**Text section:**
§

Kappa Alpha Order (), commonly known as Kappa Alpha or simply KA, is a social fraternity and a fraternal order founded in 1865 at Washington and Lee University in Lexington, Virginia. As of December 2015, the Kappa Alpha Order lists 133 active chapters, five provisional chapters, and 52 suspended chapters. Along with Alpha Tau Omega and Sigma Nu, the order constitutes the Lexington Triad. Since its establishment in 1865, the Order has initiated more than 150,000 members.

History
Kappa Alpha Order was founded as Phi Kappa Chi on December 21, 1865, at Washington College, now Washington and Lee University, in Lexington, Virginia.  James Ward Wood, William Archibald Walsh, and brothers William Nelson Scott and Stanhope McClelland Scott are the founders of the fraternity. Soon after the founding, the local Virginia Beta chapter of Phi Kappa Psi protested the name "Phi Kappa Chi", due to the similarity of the names, leading Wood to change the name of the fraternity to K.A. by April 1866. Within one year, the order's ritual would be expanded upon by Samuel Zenas Ammen, who was dubbed the "practical founder". In the years that followed, the fraternity spread throughout the Southern United States, as well as other states such as California, Arizona and New Mexico.

KA is one-third of the Lexington Triad, along with Alpha Tau Omega and Sigma Nu. The founders listed Robert E. Lee's chivalry and gentlemanly conduct as an inspiration. At the 1923 Convention, Lee was designated as the "Spiritual Founder" of the Order by John Temple Graves.

Association with Robert E. Lee 
The founding members of Kappa Alpha Order enrolled at Washington College (now Washington and Lee University) in the spring semester of 1866. Robert E. Lee was the president of the college from the summer of 1865 until his death in 1870. James Ward Wood, one of the founders of the Order, fought with Lee and the Confederacy in Company F of the 7th Virginia Cavalry. Material published by the organization describes Lee as "a true gentleman, the last gentle knight."

Lee became the spiritual founder (i.e. moral role model) in 1923 and part of the KA Mission Statement in 1994. Prior to this, the fraternity maintained no formal ties to Lee, but fraternity manuscripts mentioned Southern culture and Lee's influence on the fraternity in a number of ways. For example, the History and Catalogue of the Kappa Alpha Fraternity (published by Chi Chapter at Vanderbilt University in 1891 with permission by the Fifteenth Kappa Alpha Convention) describes the organization's founding:

"Conceived and matured at a college of which Gen. R. E. Lee was president, at the close of a fateful military conflict; in the Valley of Virginia made dear to Southern hearts by its vigor in battling for Southern rights...plundered and wrecked by the infamous Hunter's invading force; among the people with whom Stonewall Jackson lived till duty called him to arms... with this environment it was but natural that the Order should be of a semi-military type and have for its aim the cultivation and graces conceived to be distinctively Southern."

§

**Directions:**
1 - From the passage on Kappa Alpha Order, quote the part that opens with the words containing "Kappa Alpha Order (), commonly" and closes with "than 150,000 members.".
2 - For each statement below, state whether the passage on Kappa Alpha Order supports it, answering yes or no and quoting the words of the passage that decide it. (a) The fraternity was founded at Washington College on December 21, 1865. (b) Robert E. Lee was designated the "Spiritual Founder" of the Order at the 1894 Convention. (c) Samuel Zenas Ammen was one of the founders of the fraternity.

§

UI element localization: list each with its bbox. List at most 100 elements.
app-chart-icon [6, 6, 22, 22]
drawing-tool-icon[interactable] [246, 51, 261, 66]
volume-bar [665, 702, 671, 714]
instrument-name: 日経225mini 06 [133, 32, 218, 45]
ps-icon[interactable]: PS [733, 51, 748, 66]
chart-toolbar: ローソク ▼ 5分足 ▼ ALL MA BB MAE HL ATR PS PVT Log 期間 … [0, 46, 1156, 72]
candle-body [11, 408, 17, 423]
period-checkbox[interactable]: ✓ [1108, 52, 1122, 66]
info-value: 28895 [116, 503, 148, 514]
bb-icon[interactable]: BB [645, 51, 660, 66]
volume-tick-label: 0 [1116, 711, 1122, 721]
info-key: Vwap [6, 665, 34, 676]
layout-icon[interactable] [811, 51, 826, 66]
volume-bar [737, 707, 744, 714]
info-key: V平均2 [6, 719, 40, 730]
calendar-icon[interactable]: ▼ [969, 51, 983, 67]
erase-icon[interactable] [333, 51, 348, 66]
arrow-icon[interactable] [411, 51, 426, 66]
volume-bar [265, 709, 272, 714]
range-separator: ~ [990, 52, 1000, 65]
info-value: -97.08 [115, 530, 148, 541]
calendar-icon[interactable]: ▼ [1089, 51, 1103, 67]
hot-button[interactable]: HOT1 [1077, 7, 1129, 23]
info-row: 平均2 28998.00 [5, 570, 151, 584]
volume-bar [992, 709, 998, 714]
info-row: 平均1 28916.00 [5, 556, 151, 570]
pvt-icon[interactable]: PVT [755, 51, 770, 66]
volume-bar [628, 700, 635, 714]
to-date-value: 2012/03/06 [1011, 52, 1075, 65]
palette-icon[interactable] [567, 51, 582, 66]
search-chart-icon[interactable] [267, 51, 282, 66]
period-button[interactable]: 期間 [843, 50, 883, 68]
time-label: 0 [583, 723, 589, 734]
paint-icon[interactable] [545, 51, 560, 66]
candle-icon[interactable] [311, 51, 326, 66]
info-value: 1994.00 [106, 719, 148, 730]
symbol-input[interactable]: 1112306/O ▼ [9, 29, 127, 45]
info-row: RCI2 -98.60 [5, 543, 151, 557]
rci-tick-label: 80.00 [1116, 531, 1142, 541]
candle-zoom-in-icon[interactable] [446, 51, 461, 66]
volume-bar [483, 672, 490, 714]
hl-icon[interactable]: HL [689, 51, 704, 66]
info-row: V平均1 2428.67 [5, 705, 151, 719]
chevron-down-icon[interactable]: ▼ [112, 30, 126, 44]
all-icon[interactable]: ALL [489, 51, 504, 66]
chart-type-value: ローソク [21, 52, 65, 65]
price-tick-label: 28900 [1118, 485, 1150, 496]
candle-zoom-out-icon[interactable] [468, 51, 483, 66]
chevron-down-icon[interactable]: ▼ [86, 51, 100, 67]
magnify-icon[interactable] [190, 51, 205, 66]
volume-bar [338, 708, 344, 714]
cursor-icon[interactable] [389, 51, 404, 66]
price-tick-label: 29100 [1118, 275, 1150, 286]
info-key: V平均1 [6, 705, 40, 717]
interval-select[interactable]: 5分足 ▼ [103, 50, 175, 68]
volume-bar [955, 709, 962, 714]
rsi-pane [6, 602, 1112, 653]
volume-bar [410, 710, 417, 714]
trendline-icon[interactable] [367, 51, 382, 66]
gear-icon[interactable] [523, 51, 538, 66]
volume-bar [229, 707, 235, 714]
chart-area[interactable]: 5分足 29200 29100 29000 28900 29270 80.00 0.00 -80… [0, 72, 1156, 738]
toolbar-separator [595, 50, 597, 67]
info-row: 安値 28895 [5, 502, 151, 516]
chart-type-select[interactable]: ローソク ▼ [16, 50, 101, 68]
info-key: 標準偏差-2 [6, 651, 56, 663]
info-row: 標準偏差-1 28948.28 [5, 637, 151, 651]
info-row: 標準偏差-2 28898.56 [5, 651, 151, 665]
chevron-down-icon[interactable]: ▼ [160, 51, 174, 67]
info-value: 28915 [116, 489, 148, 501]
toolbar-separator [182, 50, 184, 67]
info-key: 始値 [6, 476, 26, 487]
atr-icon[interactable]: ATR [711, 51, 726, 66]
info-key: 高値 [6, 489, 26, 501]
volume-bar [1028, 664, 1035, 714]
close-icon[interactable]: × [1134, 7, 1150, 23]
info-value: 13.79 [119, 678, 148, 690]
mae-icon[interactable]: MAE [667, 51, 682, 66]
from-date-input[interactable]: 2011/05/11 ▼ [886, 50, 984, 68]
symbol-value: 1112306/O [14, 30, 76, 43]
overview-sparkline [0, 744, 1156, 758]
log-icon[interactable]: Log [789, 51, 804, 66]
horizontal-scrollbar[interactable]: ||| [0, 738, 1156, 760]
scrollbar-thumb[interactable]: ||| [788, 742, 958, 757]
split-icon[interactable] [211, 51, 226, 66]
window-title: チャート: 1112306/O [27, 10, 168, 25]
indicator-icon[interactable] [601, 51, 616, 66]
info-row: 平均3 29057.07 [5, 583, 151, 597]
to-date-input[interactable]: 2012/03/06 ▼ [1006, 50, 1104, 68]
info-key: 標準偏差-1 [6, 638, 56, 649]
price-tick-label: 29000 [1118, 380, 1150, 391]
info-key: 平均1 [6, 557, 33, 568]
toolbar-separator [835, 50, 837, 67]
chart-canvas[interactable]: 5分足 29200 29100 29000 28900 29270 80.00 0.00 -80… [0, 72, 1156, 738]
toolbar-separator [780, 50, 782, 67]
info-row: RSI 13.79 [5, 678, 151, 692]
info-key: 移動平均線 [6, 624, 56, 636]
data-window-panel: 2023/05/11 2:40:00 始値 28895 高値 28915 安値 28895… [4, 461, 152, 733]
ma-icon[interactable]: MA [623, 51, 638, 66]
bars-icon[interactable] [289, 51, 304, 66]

§

**Results for the exercise:**
1 -
Kappa Alpha Order (), commonly known as Kappa Alpha or simply KA, is a social fraternity and a fraternal order founded in 1865 at Washington and Lee University in Lexington, Virginia. As of December 2015, the Kappa Alpha Order lists 133 active chapters, five provisional chapters, and 52 suspended chapters. Along with Alpha Tau Omega and Sigma Nu, the order constitutes the Lexington Triad. Since its establishment in 1865, the Order has initiated more than 150,000 members.

2 -
(a) Yes: "Kappa Alpha Order was founded as Phi Kappa Chi on December 21, 1865, at Washington College"
(b) No: "At the 1923 Convention, Lee was designated as the "Spiritual Founder" of the Order by John Temple Graves."
(c) No: "James Ward Wood, William Archibald Walsh, and brothers William Nelson Scott and Stanhope McClelland Scott are the founders of the fraternity."